### Work to do
Copy each line of these listings word for word.

(Box coordinate listings)

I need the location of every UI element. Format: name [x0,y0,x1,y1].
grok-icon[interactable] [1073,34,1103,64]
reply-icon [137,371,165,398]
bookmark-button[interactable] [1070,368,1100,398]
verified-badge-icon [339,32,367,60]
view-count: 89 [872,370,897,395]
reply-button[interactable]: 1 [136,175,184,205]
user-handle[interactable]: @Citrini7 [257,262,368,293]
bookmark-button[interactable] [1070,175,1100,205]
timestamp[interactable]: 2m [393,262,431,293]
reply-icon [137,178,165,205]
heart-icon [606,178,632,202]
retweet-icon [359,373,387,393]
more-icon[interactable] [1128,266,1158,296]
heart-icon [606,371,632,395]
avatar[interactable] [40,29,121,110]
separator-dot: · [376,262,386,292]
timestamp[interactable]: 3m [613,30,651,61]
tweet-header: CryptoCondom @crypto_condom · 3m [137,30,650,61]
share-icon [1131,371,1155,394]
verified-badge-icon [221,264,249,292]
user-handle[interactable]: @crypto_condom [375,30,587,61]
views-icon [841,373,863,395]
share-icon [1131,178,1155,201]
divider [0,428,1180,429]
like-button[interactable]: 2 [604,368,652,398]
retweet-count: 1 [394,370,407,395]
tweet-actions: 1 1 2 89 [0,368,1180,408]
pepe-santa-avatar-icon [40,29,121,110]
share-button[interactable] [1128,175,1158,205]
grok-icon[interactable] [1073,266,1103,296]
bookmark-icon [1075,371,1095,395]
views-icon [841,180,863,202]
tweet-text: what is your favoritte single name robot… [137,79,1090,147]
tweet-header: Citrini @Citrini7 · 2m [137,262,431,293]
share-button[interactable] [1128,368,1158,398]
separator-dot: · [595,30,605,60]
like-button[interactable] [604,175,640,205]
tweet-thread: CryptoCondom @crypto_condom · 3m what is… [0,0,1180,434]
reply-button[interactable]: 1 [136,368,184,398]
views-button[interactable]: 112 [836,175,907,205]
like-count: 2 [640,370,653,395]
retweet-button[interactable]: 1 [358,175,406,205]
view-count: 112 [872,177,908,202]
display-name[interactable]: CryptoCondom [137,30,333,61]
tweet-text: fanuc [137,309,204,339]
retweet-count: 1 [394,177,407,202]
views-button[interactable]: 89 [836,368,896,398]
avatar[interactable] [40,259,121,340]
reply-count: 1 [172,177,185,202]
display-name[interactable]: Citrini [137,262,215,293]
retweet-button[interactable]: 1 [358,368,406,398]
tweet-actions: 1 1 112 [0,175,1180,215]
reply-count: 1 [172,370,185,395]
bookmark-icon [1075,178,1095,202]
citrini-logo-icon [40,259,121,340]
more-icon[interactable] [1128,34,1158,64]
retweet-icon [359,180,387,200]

### Result of the task
I need the location of every UI element. Format: name [x0,y0,x1,y1].
grok-icon[interactable] [1073,34,1103,64]
reply-icon [137,371,165,398]
bookmark-button[interactable] [1070,368,1100,398]
verified-badge-icon [339,32,367,60]
view-count: 89 [872,370,897,395]
reply-button[interactable]: 1 [136,175,184,205]
user-handle[interactable]: @Citrini7 [257,262,368,293]
bookmark-button[interactable] [1070,175,1100,205]
timestamp[interactable]: 2m [393,262,431,293]
reply-icon [137,178,165,205]
heart-icon [606,178,632,202]
retweet-icon [359,373,387,393]
more-icon[interactable] [1128,266,1158,296]
heart-icon [606,371,632,395]
avatar[interactable] [40,29,121,110]
separator-dot: · [376,262,386,292]
timestamp[interactable]: 3m [613,30,651,61]
tweet-header: CryptoCondom @crypto_condom · 3m [137,30,650,61]
share-icon [1131,371,1155,394]
verified-badge-icon [221,264,249,292]
user-handle[interactable]: @crypto_condom [375,30,587,61]
views-icon [841,373,863,395]
share-icon [1131,178,1155,201]
divider [0,428,1180,429]
like-button[interactable]: 2 [604,368,652,398]
retweet-count: 1 [394,370,407,395]
tweet-actions: 1 1 2 89 [0,368,1180,408]
pepe-santa-avatar-icon [40,29,121,110]
share-button[interactable] [1128,175,1158,205]
grok-icon[interactable] [1073,266,1103,296]
bookmark-icon [1075,371,1095,395]
views-icon [841,180,863,202]
tweet-text: what is your favoritte single name robot… [137,79,1090,147]
tweet-header: Citrini @Citrini7 · 2m [137,262,431,293]
share-button[interactable] [1128,368,1158,398]
separator-dot: · [595,30,605,60]
like-button[interactable] [604,175,640,205]
tweet-thread: CryptoCondom @crypto_condom · 3m what is… [0,0,1180,434]
reply-button[interactable]: 1 [136,368,184,398]
views-button[interactable]: 112 [836,175,907,205]
like-count: 2 [640,370,653,395]
retweet-button[interactable]: 1 [358,175,406,205]
view-count: 112 [872,177,908,202]
display-name[interactable]: CryptoCondom [137,30,333,61]
tweet-text: fanuc [137,309,204,339]
retweet-count: 1 [394,177,407,202]
views-button[interactable]: 89 [836,368,896,398]
avatar[interactable] [40,259,121,340]
reply-count: 1 [172,177,185,202]
display-name[interactable]: Citrini [137,262,215,293]
retweet-button[interactable]: 1 [358,368,406,398]
tweet-actions: 1 1 112 [0,175,1180,215]
reply-count: 1 [172,370,185,395]
bookmark-icon [1075,178,1095,202]
citrini-logo-icon [40,259,121,340]
more-icon[interactable] [1128,34,1158,64]
retweet-icon [359,180,387,200]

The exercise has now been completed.